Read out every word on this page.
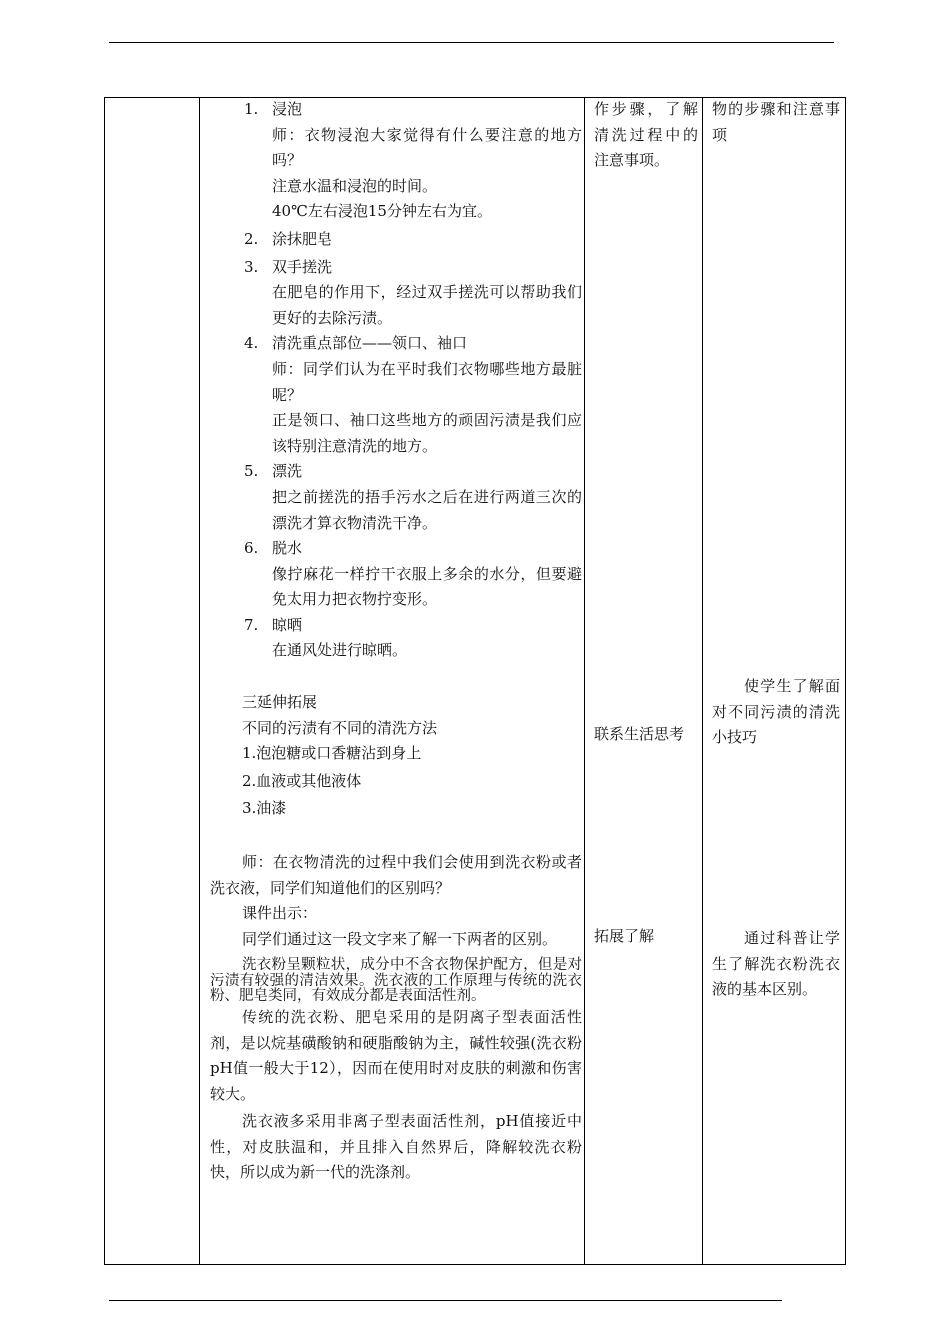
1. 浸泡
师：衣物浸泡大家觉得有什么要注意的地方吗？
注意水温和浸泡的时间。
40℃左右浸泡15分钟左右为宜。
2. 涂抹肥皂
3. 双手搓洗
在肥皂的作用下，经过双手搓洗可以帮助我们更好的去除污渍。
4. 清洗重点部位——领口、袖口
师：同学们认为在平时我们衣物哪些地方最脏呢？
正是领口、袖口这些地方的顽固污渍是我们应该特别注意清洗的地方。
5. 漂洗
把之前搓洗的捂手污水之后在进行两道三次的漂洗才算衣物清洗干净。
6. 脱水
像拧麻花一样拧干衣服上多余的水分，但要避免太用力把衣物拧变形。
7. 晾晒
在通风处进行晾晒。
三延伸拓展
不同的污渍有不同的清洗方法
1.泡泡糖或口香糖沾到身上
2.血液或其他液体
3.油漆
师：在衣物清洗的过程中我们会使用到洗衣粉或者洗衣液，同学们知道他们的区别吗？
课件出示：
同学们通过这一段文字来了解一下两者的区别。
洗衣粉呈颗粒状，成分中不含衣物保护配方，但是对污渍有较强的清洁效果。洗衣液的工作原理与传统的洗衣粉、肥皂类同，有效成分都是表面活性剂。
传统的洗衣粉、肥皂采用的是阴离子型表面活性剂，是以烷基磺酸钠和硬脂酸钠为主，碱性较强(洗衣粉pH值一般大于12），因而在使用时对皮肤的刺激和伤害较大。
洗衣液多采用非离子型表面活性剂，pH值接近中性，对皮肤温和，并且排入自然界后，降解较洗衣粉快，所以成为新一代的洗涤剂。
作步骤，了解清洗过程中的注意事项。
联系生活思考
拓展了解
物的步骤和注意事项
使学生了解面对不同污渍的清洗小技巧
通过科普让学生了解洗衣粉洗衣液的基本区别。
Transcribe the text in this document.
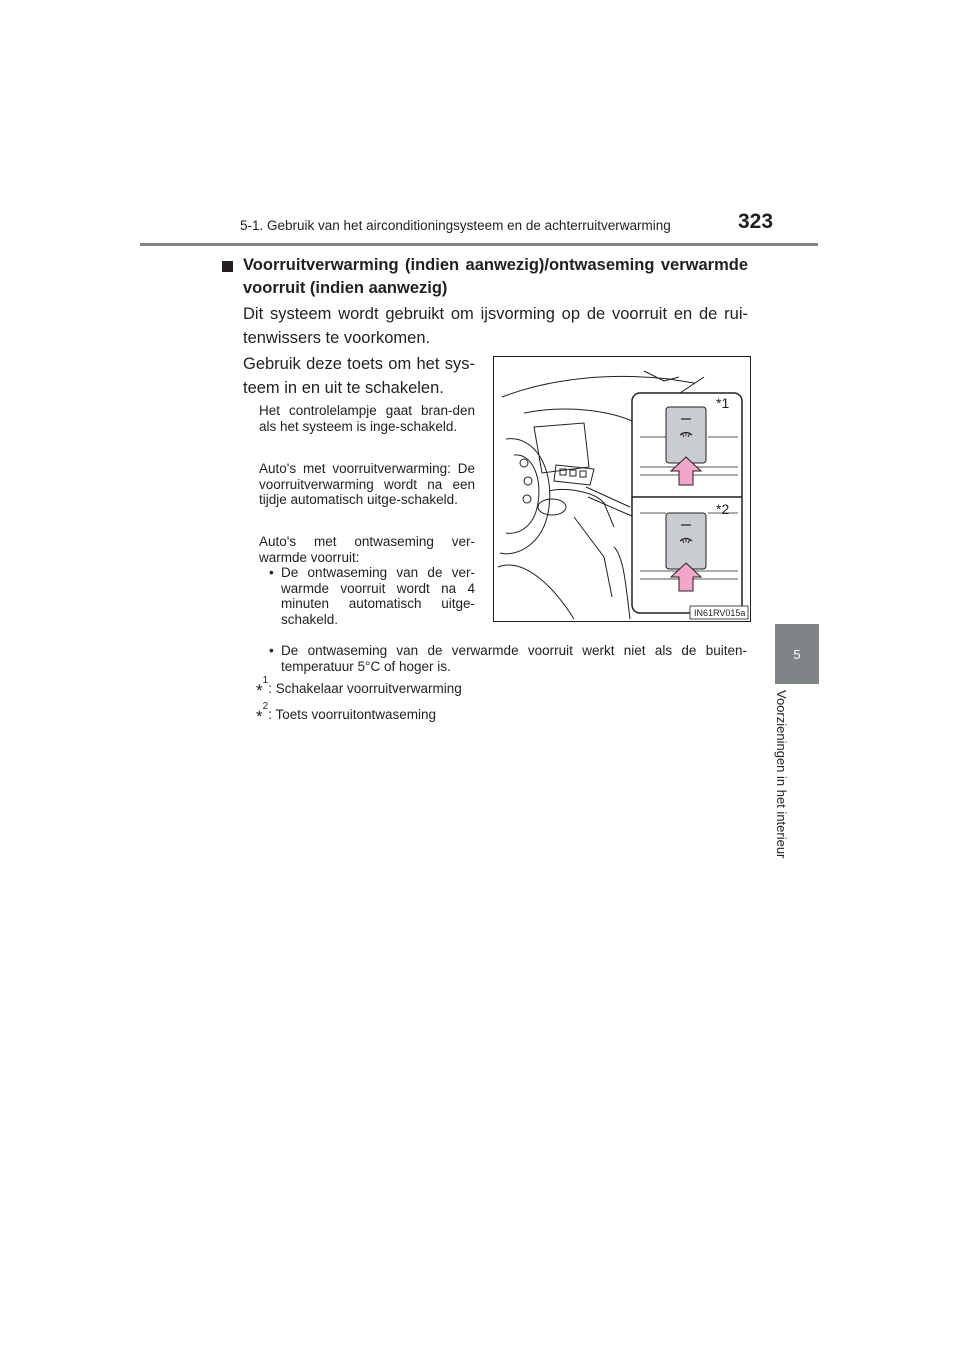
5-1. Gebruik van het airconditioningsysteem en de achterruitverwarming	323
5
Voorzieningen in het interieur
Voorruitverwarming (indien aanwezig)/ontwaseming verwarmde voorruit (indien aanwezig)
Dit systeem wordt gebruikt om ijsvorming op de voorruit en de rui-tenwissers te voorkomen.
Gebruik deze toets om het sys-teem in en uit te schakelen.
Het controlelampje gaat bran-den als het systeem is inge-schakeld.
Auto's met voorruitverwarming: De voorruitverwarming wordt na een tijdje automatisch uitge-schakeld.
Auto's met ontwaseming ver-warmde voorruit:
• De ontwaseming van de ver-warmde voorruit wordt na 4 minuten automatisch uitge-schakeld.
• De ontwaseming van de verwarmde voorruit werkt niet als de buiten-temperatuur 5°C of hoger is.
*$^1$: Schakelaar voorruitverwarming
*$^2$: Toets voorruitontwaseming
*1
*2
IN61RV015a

--- --- ---

Write down every line of the data above that includes the string "verwarmde".

▶ SOLUTION:
Voorruitverwarming (indien aanwezig)/ontwaseming verwarmde voorruit (indien aanwezig)
• De ontwaseming van de verwarmde voorruit werkt niet als de buiten-temperatuur 5°C of hoger is.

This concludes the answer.